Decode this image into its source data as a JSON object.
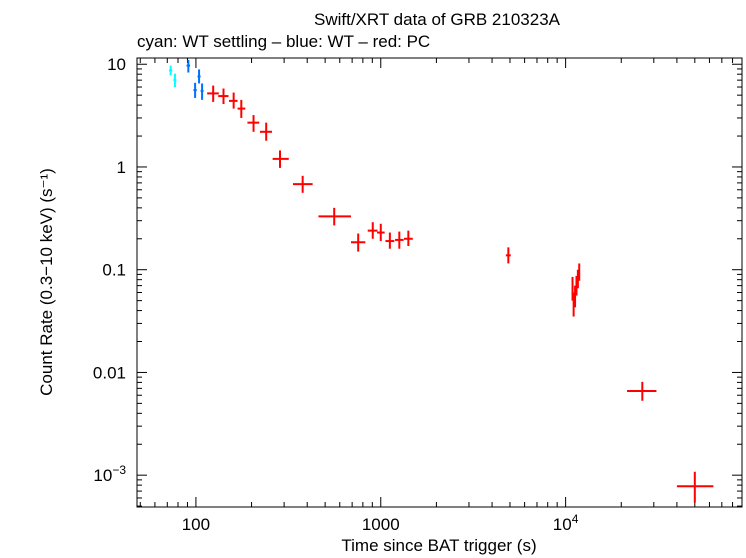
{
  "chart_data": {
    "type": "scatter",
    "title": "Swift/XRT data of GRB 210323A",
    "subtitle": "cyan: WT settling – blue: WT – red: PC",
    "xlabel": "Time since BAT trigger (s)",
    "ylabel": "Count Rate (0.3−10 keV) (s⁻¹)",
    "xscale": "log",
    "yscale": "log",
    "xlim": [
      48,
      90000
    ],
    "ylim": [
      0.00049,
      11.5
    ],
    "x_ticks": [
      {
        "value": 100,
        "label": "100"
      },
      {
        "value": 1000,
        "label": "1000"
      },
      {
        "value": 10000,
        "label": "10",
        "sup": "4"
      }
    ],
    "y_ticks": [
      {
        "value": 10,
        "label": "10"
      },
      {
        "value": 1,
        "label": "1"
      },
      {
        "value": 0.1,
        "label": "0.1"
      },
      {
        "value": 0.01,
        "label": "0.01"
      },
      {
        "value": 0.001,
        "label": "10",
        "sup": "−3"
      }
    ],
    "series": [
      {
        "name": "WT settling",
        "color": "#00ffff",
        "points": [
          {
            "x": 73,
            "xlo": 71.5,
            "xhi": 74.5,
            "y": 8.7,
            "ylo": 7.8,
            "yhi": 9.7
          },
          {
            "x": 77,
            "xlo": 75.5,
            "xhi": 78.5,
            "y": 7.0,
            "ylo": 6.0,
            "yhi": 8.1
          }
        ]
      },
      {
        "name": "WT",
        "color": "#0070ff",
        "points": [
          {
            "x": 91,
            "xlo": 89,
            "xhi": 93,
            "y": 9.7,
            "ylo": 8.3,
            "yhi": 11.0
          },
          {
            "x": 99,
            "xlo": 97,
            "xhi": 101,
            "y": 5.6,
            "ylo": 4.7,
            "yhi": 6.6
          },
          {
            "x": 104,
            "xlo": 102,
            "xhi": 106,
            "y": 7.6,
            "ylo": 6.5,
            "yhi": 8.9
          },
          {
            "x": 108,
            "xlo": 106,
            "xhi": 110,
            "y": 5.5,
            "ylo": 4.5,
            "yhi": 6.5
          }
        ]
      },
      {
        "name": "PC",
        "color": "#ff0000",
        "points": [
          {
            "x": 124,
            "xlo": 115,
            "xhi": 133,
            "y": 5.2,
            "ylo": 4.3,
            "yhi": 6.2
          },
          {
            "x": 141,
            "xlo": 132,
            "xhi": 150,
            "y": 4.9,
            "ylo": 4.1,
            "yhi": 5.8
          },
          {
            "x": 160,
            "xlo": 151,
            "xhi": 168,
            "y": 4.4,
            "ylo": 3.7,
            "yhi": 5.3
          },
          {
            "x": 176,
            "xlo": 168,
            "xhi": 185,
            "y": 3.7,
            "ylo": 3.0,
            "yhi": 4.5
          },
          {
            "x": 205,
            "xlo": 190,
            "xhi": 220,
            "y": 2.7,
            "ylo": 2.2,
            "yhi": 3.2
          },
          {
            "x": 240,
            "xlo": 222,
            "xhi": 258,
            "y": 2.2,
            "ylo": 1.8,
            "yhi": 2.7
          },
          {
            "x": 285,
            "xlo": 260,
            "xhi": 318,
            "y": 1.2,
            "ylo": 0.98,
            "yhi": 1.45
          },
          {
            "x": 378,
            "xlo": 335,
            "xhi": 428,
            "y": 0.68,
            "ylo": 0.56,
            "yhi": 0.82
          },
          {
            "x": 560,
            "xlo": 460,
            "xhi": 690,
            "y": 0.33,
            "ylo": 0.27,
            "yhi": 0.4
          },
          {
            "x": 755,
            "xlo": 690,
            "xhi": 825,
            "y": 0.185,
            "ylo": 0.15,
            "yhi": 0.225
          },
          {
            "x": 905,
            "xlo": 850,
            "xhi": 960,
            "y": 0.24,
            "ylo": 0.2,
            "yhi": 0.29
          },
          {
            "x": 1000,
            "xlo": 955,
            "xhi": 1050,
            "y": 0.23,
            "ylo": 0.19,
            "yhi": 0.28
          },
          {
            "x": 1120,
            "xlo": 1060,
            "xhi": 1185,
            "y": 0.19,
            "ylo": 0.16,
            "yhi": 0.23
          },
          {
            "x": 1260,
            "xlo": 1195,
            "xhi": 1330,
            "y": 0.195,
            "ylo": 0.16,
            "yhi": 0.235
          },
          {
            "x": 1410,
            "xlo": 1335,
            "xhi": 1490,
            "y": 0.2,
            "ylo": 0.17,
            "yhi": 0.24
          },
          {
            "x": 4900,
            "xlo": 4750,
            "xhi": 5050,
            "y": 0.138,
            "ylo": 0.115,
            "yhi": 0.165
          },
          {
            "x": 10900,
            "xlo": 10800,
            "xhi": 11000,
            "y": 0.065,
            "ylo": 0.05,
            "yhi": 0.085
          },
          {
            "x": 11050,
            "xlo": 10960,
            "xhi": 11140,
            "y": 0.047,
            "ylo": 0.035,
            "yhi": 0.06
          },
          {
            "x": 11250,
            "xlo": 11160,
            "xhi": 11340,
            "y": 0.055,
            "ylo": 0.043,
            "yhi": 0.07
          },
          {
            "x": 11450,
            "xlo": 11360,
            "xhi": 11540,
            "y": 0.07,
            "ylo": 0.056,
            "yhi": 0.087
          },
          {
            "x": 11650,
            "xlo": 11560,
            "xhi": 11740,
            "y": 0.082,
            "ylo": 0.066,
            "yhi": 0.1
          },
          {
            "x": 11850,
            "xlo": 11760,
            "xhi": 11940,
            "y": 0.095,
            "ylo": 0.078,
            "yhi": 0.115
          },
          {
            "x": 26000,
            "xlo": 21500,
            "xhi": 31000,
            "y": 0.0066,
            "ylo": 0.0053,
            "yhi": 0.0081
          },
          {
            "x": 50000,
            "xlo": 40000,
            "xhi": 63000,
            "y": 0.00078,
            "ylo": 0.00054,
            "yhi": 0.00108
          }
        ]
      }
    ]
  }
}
■ ■ ■ ■
-- THE EXERCISE --
Reproduce all of the material above word for word. Omit the pictures.

-- RESPONSE TO THIS EXERCISE --
Decode this image into its source data as a JSON object.
{
  "chart_data": {
    "type": "scatter",
    "title": "Swift/XRT data of GRB 210323A",
    "subtitle": "cyan: WT settling – blue: WT – red: PC",
    "xlabel": "Time since BAT trigger (s)",
    "ylabel": "Count Rate (0.3−10 keV) (s⁻¹)",
    "xscale": "log",
    "yscale": "log",
    "xlim": [
      48,
      90000
    ],
    "ylim": [
      0.00049,
      11.5
    ],
    "x_ticks": [
      {
        "value": 100,
        "label": "100"
      },
      {
        "value": 1000,
        "label": "1000"
      },
      {
        "value": 10000,
        "label": "10",
        "sup": "4"
      }
    ],
    "y_ticks": [
      {
        "value": 10,
        "label": "10"
      },
      {
        "value": 1,
        "label": "1"
      },
      {
        "value": 0.1,
        "label": "0.1"
      },
      {
        "value": 0.01,
        "label": "0.01"
      },
      {
        "value": 0.001,
        "label": "10",
        "sup": "−3"
      }
    ],
    "series": [
      {
        "name": "WT settling",
        "color": "#00ffff",
        "points": [
          {
            "x": 73,
            "xlo": 71.5,
            "xhi": 74.5,
            "y": 8.7,
            "ylo": 7.8,
            "yhi": 9.7
          },
          {
            "x": 77,
            "xlo": 75.5,
            "xhi": 78.5,
            "y": 7.0,
            "ylo": 6.0,
            "yhi": 8.1
          }
        ]
      },
      {
        "name": "WT",
        "color": "#0070ff",
        "points": [
          {
            "x": 91,
            "xlo": 89,
            "xhi": 93,
            "y": 9.7,
            "ylo": 8.3,
            "yhi": 11.0
          },
          {
            "x": 99,
            "xlo": 97,
            "xhi": 101,
            "y": 5.6,
            "ylo": 4.7,
            "yhi": 6.6
          },
          {
            "x": 104,
            "xlo": 102,
            "xhi": 106,
            "y": 7.6,
            "ylo": 6.5,
            "yhi": 8.9
          },
          {
            "x": 108,
            "xlo": 106,
            "xhi": 110,
            "y": 5.5,
            "ylo": 4.5,
            "yhi": 6.5
          }
        ]
      },
      {
        "name": "PC",
        "color": "#ff0000",
        "points": [
          {
            "x": 124,
            "xlo": 115,
            "xhi": 133,
            "y": 5.2,
            "ylo": 4.3,
            "yhi": 6.2
          },
          {
            "x": 141,
            "xlo": 132,
            "xhi": 150,
            "y": 4.9,
            "ylo": 4.1,
            "yhi": 5.8
          },
          {
            "x": 160,
            "xlo": 151,
            "xhi": 168,
            "y": 4.4,
            "ylo": 3.7,
            "yhi": 5.3
          },
          {
            "x": 176,
            "xlo": 168,
            "xhi": 185,
            "y": 3.7,
            "ylo": 3.0,
            "yhi": 4.5
          },
          {
            "x": 205,
            "xlo": 190,
            "xhi": 220,
            "y": 2.7,
            "ylo": 2.2,
            "yhi": 3.2
          },
          {
            "x": 240,
            "xlo": 222,
            "xhi": 258,
            "y": 2.2,
            "ylo": 1.8,
            "yhi": 2.7
          },
          {
            "x": 285,
            "xlo": 260,
            "xhi": 318,
            "y": 1.2,
            "ylo": 0.98,
            "yhi": 1.45
          },
          {
            "x": 378,
            "xlo": 335,
            "xhi": 428,
            "y": 0.68,
            "ylo": 0.56,
            "yhi": 0.82
          },
          {
            "x": 560,
            "xlo": 460,
            "xhi": 690,
            "y": 0.33,
            "ylo": 0.27,
            "yhi": 0.4
          },
          {
            "x": 755,
            "xlo": 690,
            "xhi": 825,
            "y": 0.185,
            "ylo": 0.15,
            "yhi": 0.225
          },
          {
            "x": 905,
            "xlo": 850,
            "xhi": 960,
            "y": 0.24,
            "ylo": 0.2,
            "yhi": 0.29
          },
          {
            "x": 1000,
            "xlo": 955,
            "xhi": 1050,
            "y": 0.23,
            "ylo": 0.19,
            "yhi": 0.28
          },
          {
            "x": 1120,
            "xlo": 1060,
            "xhi": 1185,
            "y": 0.19,
            "ylo": 0.16,
            "yhi": 0.23
          },
          {
            "x": 1260,
            "xlo": 1195,
            "xhi": 1330,
            "y": 0.195,
            "ylo": 0.16,
            "yhi": 0.235
          },
          {
            "x": 1410,
            "xlo": 1335,
            "xhi": 1490,
            "y": 0.2,
            "ylo": 0.17,
            "yhi": 0.24
          },
          {
            "x": 4900,
            "xlo": 4750,
            "xhi": 5050,
            "y": 0.138,
            "ylo": 0.115,
            "yhi": 0.165
          },
          {
            "x": 10900,
            "xlo": 10800,
            "xhi": 11000,
            "y": 0.065,
            "ylo": 0.05,
            "yhi": 0.085
          },
          {
            "x": 11050,
            "xlo": 10960,
            "xhi": 11140,
            "y": 0.047,
            "ylo": 0.035,
            "yhi": 0.06
          },
          {
            "x": 11250,
            "xlo": 11160,
            "xhi": 11340,
            "y": 0.055,
            "ylo": 0.043,
            "yhi": 0.07
          },
          {
            "x": 11450,
            "xlo": 11360,
            "xhi": 11540,
            "y": 0.07,
            "ylo": 0.056,
            "yhi": 0.087
          },
          {
            "x": 11650,
            "xlo": 11560,
            "xhi": 11740,
            "y": 0.082,
            "ylo": 0.066,
            "yhi": 0.1
          },
          {
            "x": 11850,
            "xlo": 11760,
            "xhi": 11940,
            "y": 0.095,
            "ylo": 0.078,
            "yhi": 0.115
          },
          {
            "x": 26000,
            "xlo": 21500,
            "xhi": 31000,
            "y": 0.0066,
            "ylo": 0.0053,
            "yhi": 0.0081
          },
          {
            "x": 50000,
            "xlo": 40000,
            "xhi": 63000,
            "y": 0.00078,
            "ylo": 0.00054,
            "yhi": 0.00108
          }
        ]
      }
    ]
  }
}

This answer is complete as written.